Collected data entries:
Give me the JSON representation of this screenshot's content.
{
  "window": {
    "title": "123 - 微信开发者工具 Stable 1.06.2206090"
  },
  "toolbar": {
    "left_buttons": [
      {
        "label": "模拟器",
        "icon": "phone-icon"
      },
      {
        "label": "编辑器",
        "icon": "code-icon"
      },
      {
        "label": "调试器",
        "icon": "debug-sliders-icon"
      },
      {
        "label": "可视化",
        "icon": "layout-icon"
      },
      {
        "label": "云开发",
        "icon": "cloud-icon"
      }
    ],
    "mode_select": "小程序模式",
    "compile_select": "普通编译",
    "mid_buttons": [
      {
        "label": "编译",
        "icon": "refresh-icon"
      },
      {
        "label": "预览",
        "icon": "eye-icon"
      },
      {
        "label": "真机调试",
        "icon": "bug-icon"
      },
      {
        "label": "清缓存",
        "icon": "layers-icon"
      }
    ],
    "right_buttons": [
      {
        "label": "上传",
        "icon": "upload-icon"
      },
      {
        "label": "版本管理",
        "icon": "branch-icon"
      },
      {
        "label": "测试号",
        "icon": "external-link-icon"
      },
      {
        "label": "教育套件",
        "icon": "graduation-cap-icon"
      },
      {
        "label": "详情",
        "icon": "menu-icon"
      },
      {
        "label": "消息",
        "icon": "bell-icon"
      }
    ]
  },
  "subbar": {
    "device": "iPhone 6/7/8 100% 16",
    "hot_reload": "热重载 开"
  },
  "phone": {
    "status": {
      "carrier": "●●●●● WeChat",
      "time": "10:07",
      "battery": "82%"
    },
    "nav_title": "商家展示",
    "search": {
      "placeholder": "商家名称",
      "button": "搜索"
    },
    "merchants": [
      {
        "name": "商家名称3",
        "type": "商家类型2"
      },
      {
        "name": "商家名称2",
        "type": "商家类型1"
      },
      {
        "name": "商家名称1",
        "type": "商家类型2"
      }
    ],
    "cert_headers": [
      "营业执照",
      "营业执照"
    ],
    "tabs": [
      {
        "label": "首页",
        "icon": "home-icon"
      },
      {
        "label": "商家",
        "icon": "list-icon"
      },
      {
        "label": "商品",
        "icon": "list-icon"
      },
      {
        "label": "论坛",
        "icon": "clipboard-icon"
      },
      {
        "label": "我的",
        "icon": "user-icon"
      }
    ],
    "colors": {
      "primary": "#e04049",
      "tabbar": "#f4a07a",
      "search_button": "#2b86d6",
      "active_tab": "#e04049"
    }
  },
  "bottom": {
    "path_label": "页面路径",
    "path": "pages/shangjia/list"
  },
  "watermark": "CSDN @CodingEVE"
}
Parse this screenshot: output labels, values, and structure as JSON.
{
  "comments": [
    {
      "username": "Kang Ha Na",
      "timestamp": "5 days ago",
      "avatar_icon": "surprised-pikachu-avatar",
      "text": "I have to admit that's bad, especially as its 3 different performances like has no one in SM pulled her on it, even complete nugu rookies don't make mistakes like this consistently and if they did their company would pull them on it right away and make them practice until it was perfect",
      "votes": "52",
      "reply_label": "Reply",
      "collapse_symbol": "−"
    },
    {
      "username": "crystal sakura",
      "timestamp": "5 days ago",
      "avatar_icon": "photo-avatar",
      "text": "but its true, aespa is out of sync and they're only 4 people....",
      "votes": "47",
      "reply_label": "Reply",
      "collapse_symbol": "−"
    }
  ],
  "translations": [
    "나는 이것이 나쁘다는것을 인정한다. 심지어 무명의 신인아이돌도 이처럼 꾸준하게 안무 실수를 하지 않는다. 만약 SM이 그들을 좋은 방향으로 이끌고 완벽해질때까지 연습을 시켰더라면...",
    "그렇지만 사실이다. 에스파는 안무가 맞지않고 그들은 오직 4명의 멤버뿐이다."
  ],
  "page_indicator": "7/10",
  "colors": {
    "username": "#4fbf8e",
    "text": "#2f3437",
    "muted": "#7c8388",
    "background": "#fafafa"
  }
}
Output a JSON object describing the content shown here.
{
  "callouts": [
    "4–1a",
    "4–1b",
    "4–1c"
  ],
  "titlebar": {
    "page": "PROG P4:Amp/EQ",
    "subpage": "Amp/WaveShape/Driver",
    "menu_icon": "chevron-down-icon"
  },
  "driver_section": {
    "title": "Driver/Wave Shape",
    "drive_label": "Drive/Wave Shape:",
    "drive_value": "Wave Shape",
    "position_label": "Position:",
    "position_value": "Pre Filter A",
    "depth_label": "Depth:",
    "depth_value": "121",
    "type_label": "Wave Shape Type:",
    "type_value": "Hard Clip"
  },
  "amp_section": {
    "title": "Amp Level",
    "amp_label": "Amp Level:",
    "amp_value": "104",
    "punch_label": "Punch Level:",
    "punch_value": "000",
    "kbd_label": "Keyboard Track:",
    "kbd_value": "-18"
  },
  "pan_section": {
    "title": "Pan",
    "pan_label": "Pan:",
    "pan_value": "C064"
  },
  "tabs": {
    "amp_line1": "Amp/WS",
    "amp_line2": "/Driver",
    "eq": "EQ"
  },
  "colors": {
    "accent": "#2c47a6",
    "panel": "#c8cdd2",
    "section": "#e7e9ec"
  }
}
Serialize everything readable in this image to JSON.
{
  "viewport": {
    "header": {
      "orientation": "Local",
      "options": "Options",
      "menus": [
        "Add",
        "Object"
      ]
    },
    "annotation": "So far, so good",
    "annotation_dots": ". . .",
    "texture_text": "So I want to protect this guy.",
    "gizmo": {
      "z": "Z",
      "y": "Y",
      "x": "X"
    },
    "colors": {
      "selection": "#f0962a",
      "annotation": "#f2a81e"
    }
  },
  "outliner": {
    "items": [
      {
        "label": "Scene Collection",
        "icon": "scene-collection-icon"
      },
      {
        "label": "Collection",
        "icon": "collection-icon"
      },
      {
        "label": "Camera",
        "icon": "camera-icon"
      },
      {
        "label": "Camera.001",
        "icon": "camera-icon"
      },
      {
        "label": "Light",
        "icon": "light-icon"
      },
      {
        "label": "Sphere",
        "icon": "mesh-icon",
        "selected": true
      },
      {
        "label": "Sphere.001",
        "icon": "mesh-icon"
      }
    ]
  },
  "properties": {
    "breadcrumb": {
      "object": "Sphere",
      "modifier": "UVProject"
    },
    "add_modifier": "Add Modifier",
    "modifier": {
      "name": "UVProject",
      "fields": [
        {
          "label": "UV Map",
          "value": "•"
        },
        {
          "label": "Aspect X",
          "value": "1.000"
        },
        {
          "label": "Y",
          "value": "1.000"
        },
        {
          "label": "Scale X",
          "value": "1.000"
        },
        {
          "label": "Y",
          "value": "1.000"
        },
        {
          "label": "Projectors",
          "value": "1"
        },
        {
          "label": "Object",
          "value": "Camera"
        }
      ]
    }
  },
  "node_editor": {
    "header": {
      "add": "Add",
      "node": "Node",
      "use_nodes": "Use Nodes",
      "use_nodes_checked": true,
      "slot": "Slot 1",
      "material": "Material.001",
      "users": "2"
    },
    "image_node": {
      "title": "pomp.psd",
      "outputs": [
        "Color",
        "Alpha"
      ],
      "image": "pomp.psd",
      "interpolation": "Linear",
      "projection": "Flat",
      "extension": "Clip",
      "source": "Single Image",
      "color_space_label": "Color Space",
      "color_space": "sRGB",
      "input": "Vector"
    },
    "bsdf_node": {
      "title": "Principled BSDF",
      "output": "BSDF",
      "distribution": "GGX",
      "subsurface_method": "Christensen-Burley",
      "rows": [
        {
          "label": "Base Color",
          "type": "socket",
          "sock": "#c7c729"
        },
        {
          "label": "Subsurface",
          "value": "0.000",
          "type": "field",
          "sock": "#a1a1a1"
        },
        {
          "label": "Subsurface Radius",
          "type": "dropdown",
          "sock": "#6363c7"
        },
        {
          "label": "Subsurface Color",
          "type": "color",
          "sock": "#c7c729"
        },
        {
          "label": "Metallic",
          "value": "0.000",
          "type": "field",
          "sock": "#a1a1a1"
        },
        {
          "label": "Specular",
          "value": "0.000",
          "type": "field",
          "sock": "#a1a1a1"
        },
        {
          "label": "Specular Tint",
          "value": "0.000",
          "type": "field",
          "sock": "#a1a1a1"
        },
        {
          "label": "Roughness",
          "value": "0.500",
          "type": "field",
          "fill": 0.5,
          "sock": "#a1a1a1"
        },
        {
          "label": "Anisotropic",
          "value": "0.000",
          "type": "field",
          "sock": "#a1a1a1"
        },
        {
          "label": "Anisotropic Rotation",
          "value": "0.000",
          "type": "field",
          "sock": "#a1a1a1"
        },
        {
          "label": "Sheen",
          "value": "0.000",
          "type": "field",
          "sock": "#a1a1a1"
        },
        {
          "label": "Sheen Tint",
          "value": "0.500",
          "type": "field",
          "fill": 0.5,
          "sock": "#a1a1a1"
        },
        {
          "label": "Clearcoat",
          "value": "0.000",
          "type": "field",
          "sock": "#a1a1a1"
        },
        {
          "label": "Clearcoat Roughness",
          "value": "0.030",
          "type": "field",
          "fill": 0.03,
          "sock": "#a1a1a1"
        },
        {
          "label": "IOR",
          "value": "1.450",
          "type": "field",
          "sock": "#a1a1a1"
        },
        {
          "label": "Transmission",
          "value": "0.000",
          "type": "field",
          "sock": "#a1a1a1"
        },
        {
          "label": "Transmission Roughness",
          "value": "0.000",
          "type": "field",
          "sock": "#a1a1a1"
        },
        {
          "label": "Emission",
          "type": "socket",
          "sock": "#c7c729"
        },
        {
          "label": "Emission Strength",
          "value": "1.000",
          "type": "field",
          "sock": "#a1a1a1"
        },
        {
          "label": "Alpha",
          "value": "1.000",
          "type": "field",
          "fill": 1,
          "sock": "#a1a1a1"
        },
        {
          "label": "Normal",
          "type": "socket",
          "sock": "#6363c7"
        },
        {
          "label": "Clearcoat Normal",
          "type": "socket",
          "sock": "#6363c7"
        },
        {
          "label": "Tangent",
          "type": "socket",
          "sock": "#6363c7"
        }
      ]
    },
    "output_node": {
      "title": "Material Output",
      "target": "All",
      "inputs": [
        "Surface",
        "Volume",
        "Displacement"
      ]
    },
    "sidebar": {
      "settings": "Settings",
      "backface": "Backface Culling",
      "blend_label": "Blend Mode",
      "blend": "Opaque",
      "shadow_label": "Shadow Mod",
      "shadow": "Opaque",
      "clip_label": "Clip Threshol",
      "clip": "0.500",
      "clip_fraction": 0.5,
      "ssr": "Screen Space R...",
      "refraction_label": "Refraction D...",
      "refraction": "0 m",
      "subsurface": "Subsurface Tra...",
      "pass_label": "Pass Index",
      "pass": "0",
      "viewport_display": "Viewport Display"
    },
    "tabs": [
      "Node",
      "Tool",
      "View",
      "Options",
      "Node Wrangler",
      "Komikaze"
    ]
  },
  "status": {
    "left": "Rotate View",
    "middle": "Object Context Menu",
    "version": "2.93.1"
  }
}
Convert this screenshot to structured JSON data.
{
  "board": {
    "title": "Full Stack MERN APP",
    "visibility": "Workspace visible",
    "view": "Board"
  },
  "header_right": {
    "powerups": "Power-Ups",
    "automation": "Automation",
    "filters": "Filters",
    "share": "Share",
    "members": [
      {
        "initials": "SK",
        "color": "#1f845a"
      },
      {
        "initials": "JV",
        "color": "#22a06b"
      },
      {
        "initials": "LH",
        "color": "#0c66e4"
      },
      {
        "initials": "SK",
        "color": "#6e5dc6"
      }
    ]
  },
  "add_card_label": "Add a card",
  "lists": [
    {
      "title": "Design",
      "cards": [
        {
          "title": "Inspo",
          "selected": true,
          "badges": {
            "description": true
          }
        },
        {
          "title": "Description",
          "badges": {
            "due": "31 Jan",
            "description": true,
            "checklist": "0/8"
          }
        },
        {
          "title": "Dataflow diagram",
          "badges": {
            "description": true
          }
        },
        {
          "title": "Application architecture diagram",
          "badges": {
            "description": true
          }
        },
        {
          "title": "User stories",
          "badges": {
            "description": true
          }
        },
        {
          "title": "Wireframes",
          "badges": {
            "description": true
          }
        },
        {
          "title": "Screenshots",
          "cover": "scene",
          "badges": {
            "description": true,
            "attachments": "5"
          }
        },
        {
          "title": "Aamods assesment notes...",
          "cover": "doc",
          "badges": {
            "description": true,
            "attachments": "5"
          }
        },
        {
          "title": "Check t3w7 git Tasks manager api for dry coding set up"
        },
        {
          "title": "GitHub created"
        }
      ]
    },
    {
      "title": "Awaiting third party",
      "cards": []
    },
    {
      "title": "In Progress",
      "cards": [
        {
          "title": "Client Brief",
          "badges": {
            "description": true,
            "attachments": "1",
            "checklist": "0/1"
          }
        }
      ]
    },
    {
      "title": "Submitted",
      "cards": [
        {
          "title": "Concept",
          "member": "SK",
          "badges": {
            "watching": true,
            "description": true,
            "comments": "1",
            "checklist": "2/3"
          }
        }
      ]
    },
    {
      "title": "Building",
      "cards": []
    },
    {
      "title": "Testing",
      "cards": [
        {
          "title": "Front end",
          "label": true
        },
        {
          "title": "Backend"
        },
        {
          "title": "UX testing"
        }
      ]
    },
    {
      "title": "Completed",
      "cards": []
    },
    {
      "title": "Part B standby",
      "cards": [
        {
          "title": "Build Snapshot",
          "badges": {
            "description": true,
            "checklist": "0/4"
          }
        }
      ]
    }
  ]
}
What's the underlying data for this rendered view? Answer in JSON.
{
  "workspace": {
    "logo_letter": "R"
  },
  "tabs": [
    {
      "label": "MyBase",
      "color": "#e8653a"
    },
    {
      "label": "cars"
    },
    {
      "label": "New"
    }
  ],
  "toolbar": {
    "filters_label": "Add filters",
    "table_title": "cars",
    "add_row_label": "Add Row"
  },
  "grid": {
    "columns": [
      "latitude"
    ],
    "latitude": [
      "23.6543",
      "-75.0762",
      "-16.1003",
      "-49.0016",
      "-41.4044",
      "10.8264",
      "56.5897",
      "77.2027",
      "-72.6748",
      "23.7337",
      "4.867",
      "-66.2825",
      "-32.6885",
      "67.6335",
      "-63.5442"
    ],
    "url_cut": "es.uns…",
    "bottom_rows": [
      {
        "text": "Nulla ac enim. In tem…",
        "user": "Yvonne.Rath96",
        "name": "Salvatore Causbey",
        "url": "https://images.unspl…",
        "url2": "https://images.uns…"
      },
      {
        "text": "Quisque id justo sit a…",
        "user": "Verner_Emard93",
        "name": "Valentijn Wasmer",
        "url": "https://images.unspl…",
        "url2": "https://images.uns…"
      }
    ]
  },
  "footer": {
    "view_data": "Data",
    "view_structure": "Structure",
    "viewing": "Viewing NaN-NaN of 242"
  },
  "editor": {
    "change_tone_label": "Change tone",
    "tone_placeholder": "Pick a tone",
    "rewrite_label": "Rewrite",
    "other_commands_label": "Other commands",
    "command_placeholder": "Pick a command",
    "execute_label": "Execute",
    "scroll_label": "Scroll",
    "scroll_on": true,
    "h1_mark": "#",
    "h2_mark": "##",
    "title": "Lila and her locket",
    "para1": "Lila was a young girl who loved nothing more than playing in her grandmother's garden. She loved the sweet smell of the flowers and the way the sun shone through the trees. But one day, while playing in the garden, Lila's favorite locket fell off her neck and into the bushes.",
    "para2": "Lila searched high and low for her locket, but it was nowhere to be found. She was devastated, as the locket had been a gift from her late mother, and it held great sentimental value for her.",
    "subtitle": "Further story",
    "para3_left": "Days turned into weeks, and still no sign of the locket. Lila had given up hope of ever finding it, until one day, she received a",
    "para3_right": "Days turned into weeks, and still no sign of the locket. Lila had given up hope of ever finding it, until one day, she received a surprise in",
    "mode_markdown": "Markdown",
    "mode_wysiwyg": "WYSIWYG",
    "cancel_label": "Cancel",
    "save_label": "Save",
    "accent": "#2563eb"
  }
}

• WORK TO BE COMPLETED: Copy all lines from the material that include "still".

• SOLUTION FOR THIS TASK:
    "para3_left": "Days turned into weeks, and still no sign of the locket. Lila had given up hope of ever finding it, until one day, she received a",
    "para3_right": "Days turned into weeks, and still no sign of the locket. Lila had given up hope of ever finding it, until one day, she received a surprise in",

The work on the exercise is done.